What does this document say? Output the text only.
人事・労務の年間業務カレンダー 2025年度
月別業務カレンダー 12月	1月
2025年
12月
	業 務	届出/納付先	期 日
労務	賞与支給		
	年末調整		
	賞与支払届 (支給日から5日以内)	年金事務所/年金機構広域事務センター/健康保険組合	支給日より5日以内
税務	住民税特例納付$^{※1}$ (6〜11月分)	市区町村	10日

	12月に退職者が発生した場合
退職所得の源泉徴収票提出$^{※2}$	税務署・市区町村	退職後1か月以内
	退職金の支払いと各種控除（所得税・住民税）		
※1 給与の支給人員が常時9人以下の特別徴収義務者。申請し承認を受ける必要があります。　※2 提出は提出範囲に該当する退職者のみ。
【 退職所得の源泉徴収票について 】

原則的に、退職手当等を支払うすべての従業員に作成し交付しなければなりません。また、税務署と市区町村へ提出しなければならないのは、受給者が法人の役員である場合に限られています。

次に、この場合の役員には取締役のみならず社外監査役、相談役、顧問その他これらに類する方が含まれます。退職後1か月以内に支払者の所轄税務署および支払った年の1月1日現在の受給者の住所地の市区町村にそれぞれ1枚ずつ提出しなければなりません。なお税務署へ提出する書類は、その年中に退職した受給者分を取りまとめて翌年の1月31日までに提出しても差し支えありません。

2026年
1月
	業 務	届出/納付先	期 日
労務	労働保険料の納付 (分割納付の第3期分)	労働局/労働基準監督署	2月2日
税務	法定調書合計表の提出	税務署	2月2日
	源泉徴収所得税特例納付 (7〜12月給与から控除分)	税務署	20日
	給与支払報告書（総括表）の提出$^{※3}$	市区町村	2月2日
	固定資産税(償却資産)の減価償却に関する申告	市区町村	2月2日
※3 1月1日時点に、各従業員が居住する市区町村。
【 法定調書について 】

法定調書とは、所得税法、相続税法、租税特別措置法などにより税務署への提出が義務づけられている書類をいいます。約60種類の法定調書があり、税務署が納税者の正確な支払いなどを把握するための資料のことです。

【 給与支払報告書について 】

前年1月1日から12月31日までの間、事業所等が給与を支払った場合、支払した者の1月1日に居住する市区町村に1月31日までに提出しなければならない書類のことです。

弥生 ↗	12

——

▸ AIM OF THE EXERCISE:
Copy every line exactly. Leave nothing out.

▸ EXERCISE ANSWER:
What does this document say? Output the text only.
人事・労務の年間業務カレンダー 2025年度
月別業務カレンダー 12月	1月
2025年
12月
	業 務	届出/納付先	期 日
労務	賞与支給		
	年末調整		
	賞与支払届 (支給日から5日以内)	年金事務所/年金機構広域事務センター/健康保険組合	支給日より5日以内
税務	住民税特例納付$^{※1}$ (6〜11月分)	市区町村	10日

	12月に退職者が発生した場合
退職所得の源泉徴収票提出$^{※2}$	税務署・市区町村	退職後1か月以内
	退職金の支払いと各種控除（所得税・住民税）		
※1 給与の支給人員が常時9人以下の特別徴収義務者。申請し承認を受ける必要があります。　※2 提出は提出範囲に該当する退職者のみ。
【 退職所得の源泉徴収票について 】

原則的に、退職手当等を支払うすべての従業員に作成し交付しなければなりません。また、税務署と市区町村へ提出しなければならないのは、受給者が法人の役員である場合に限られています。

次に、この場合の役員には取締役のみならず社外監査役、相談役、顧問その他これらに類する方が含まれます。退職後1か月以内に支払者の所轄税務署および支払った年の1月1日現在の受給者の住所地の市区町村にそれぞれ1枚ずつ提出しなければなりません。なお税務署へ提出する書類は、その年中に退職した受給者分を取りまとめて翌年の1月31日までに提出しても差し支えありません。

2026年
1月
	業 務	届出/納付先	期 日
労務	労働保険料の納付 (分割納付の第3期分)	労働局/労働基準監督署	2月2日
税務	法定調書合計表の提出	税務署	2月2日
	源泉徴収所得税特例納付 (7〜12月給与から控除分)	税務署	20日
	給与支払報告書（総括表）の提出$^{※3}$	市区町村	2月2日
	固定資産税(償却資産)の減価償却に関する申告	市区町村	2月2日
※3 1月1日時点に、各従業員が居住する市区町村。
【 法定調書について 】

法定調書とは、所得税法、相続税法、租税特別措置法などにより税務署への提出が義務づけられている書類をいいます。約60種類の法定調書があり、税務署が納税者の正確な支払いなどを把握するための資料のことです。

【 給与支払報告書について 】

前年1月1日から12月31日までの間、事業所等が給与を支払った場合、支払した者の1月1日に居住する市区町村に1月31日までに提出しなければならない書類のことです。

弥生 ↗	12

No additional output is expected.